Given task
Show each line of the data below that has the string "document" in it.

# START OF Rows

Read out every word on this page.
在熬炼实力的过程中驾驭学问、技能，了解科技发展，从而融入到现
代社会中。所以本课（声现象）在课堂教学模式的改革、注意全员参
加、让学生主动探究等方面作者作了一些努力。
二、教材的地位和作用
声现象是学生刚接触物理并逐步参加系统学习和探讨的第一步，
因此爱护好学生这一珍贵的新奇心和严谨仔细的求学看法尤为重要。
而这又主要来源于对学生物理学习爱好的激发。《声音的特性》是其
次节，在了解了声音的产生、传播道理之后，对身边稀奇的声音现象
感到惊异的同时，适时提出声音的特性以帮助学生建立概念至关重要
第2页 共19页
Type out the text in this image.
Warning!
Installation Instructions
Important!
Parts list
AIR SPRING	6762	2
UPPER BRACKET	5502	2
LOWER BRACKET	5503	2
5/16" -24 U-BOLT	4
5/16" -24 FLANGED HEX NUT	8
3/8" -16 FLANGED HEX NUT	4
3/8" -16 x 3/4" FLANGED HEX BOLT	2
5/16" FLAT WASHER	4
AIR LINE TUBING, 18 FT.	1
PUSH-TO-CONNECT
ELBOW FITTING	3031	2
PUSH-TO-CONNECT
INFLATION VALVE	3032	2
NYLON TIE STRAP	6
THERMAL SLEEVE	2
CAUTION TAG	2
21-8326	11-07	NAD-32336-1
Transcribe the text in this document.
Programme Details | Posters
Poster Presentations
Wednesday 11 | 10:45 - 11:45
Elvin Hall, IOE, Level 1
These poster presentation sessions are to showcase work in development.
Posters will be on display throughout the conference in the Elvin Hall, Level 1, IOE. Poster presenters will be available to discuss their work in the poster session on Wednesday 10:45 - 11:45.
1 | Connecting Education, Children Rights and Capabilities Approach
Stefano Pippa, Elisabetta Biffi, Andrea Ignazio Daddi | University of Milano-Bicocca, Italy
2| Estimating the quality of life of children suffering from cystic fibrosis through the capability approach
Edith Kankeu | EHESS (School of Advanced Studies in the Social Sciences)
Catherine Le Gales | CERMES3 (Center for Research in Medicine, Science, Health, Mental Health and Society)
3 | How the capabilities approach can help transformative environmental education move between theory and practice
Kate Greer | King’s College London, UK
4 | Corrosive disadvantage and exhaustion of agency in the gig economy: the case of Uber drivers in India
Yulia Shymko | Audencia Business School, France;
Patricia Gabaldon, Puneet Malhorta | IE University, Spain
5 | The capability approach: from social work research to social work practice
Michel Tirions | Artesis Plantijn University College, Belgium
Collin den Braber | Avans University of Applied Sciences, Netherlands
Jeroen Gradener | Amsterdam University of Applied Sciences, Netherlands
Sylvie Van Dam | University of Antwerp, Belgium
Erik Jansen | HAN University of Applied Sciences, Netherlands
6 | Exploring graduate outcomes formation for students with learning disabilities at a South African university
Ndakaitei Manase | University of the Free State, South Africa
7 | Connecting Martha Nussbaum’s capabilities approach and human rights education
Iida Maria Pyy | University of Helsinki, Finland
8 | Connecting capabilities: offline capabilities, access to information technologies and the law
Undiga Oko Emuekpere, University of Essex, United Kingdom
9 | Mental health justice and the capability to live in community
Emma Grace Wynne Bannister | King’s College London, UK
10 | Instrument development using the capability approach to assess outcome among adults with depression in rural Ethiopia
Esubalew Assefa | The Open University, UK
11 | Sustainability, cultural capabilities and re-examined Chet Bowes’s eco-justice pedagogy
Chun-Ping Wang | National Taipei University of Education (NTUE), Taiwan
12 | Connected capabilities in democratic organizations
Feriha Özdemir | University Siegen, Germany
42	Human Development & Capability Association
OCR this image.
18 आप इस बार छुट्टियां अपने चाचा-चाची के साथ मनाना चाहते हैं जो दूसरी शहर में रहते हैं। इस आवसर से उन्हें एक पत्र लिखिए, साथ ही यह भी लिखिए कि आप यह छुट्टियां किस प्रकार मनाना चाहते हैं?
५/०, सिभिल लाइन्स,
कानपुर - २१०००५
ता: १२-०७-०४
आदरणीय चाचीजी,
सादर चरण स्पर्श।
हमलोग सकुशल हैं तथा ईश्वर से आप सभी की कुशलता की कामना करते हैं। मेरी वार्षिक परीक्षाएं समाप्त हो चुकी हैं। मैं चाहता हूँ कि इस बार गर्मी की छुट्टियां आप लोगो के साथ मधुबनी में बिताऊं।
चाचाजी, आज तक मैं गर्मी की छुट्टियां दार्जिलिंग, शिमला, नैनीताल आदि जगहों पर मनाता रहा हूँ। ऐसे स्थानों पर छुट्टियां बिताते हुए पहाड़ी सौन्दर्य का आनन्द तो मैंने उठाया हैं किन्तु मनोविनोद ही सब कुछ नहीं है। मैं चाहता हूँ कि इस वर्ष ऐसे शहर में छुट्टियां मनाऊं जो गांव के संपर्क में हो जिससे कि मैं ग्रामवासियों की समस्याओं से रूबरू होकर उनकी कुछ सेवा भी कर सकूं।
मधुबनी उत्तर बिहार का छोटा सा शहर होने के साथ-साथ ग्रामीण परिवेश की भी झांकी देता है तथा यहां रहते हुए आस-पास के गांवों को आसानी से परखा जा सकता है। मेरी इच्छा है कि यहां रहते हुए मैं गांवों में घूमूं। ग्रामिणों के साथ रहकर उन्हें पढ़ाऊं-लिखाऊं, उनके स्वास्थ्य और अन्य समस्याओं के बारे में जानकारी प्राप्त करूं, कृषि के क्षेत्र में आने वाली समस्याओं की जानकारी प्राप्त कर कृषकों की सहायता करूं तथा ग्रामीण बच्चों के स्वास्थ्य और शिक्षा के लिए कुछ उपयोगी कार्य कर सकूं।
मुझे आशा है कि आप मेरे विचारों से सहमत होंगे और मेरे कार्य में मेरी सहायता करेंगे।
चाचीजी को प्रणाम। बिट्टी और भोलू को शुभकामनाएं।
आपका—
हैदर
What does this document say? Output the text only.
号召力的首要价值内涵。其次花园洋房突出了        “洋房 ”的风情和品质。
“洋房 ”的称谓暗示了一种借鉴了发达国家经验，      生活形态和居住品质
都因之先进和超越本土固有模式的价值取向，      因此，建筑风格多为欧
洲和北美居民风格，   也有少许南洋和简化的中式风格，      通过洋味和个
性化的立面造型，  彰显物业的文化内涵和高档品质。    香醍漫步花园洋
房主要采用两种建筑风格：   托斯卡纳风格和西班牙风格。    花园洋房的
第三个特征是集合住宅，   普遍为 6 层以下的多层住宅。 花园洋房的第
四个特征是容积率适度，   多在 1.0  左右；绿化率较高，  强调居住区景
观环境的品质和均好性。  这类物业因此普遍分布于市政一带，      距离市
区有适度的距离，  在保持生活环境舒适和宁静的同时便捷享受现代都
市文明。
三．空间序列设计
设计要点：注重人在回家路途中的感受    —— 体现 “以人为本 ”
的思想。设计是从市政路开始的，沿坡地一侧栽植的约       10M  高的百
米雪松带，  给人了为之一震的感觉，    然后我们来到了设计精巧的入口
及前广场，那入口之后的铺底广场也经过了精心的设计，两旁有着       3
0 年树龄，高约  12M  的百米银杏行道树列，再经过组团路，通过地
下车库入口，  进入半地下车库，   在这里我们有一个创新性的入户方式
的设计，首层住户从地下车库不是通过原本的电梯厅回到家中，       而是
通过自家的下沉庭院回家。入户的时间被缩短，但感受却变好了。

# END OF Rows

The result
Transcribe the text in this document.
What does this document say? Output the text only.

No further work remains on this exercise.